-- Start --

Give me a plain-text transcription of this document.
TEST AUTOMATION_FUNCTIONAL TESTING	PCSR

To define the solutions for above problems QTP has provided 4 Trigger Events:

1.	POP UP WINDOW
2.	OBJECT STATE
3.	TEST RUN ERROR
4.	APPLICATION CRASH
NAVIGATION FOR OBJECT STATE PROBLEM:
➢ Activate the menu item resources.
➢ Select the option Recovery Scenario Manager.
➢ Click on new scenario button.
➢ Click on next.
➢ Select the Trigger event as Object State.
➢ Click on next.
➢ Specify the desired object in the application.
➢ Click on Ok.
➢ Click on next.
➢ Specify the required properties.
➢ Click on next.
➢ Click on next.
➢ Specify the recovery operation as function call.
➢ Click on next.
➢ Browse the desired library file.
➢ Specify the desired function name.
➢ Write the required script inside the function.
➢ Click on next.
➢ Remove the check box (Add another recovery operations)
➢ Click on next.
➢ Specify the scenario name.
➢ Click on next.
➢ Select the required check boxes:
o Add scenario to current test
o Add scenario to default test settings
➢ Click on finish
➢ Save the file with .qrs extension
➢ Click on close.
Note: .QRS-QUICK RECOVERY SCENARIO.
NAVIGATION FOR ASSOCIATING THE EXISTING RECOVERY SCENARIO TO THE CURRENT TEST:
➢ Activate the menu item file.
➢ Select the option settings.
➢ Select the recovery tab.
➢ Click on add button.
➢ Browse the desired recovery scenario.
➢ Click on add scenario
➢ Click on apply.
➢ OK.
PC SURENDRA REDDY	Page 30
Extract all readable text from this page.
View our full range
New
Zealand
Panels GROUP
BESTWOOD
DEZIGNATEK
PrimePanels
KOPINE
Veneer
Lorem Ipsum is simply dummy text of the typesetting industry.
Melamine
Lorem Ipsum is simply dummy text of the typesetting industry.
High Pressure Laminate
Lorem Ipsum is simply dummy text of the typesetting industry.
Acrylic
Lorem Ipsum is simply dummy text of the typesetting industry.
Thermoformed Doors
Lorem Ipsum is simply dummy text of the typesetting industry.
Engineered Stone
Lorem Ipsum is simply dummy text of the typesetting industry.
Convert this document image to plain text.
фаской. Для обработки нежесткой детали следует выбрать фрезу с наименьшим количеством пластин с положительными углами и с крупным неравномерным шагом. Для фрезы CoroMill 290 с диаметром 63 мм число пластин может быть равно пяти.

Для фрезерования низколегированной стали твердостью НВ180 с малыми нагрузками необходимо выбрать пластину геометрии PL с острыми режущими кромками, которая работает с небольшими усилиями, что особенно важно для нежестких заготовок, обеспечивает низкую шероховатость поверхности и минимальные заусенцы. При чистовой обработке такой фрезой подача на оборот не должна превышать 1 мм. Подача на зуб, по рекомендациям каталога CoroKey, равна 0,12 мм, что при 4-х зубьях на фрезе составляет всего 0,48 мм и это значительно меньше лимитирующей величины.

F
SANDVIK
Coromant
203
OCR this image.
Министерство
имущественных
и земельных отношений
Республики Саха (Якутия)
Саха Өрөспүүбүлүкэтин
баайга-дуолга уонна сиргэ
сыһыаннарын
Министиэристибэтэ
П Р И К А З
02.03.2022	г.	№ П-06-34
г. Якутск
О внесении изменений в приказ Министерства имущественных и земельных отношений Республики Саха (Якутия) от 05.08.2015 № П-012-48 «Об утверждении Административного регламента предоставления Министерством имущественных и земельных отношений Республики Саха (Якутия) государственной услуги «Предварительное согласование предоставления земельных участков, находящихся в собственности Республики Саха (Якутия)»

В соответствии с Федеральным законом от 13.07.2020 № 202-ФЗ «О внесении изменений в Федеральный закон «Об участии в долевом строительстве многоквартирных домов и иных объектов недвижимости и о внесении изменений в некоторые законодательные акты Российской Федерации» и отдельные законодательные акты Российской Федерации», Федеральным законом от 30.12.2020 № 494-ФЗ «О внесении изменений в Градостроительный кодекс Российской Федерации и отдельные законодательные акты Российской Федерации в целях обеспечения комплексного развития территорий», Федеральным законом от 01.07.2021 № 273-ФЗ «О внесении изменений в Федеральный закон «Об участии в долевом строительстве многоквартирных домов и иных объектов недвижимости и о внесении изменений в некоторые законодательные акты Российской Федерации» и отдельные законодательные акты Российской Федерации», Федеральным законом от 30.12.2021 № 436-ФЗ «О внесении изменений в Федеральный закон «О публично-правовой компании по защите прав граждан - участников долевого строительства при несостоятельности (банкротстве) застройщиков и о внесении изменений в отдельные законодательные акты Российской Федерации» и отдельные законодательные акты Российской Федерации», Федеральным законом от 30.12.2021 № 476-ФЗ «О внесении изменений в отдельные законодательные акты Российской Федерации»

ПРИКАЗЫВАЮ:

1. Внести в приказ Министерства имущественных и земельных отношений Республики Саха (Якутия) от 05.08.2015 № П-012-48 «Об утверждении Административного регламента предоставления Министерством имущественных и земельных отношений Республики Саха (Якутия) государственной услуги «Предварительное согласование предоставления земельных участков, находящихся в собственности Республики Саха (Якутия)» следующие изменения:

-- End --

> **Requirements**:
From the entries above, copy every line that holds the word "утверждении".

> **Exercise result**:
О внесении изменений в приказ Министерства имущественных и земельных отношений Республики Саха (Якутия) от 05.08.2015 № П-012-48 «Об утверждении Административного регламента предоставления Министерством имущественных и земельных отношений Республики Саха (Якутия) государственной услуги «Предварительное согласование предоставления земельных участков, находящихся в собственности Республики Саха (Якутия)»
1. Внести в приказ Министерства имущественных и земельных отношений Республики Саха (Якутия) от 05.08.2015 № П-012-48 «Об утверждении Административного регламента предоставления Министерством имущественных и земельных отношений Республики Саха (Якутия) государственной услуги «Предварительное согласование предоставления земельных участков, находящихся в собственности Республики Саха (Якутия)» следующие изменения:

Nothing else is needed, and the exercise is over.